THE REQUEST> Scan the following material for the string "Aufgabe" and copy each line in which it appears.

(Collected data)
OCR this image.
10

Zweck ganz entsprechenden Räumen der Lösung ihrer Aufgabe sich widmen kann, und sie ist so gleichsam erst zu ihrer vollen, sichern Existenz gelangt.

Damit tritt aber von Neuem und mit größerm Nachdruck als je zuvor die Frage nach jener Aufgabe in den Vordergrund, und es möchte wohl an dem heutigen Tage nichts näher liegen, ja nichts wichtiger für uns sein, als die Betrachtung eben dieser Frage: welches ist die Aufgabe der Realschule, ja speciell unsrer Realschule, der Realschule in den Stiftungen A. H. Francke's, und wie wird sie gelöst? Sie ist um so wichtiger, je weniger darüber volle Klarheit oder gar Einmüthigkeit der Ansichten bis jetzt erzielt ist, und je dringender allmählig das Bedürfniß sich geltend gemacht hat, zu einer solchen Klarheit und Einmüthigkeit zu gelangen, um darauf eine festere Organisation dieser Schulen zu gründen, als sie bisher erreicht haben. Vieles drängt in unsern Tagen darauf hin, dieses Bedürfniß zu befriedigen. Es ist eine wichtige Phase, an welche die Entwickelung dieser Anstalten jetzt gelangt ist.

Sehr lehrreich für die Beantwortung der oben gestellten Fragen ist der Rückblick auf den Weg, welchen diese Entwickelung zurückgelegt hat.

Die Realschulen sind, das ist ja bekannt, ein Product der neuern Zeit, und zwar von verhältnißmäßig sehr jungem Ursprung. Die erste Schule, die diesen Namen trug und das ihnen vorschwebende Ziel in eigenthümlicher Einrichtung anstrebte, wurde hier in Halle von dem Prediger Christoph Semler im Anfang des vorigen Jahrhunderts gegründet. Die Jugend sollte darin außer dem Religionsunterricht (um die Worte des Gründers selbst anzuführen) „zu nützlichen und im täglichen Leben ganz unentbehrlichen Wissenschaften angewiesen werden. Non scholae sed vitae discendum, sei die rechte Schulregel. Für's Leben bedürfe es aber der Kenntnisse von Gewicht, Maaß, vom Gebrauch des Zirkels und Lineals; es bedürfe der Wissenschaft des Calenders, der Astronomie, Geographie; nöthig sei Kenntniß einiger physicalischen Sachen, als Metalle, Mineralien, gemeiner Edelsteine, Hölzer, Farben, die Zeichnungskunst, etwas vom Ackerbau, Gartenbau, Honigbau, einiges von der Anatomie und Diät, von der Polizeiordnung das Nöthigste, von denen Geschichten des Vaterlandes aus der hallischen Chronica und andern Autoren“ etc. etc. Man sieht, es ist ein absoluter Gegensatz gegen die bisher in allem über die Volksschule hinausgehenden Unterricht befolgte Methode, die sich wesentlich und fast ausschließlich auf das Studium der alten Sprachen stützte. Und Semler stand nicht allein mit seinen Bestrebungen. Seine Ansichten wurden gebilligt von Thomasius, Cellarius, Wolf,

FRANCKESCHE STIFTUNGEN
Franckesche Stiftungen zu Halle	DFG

COMPLETE RESPONSE>
Zweck ganz entsprechenden Räumen der Lösung ihrer Aufgabe sich widmen kann, und sie ist so gleichsam erst zu ihrer vollen, sichern Existenz gelangt.
Damit tritt aber von Neuem und mit größerm Nachdruck als je zuvor die Frage nach jener Aufgabe in den Vordergrund, und es möchte wohl an dem heutigen Tage nichts näher liegen, ja nichts wichtiger für uns sein, als die Betrachtung eben dieser Frage: welches ist die Aufgabe der Realschule, ja speciell unsrer Realschule, der Realschule in den Stiftungen A. H. Francke's, und wie wird sie gelöst? Sie ist um so wichtiger, je weniger darüber volle Klarheit oder gar Einmüthigkeit der Ansichten bis jetzt erzielt ist, und je dringender allmählig das Bedürfniß sich geltend gemacht hat, zu einer solchen Klarheit und Einmüthigkeit zu gelangen, um darauf eine festere Organisation dieser Schulen zu gründen, als sie bisher erreicht haben. Vieles drängt in unsern Tagen darauf hin, dieses Bedürfniß zu befriedigen. Es ist eine wichtige Phase, an welche die Entwickelung dieser Anstalten jetzt gelangt ist.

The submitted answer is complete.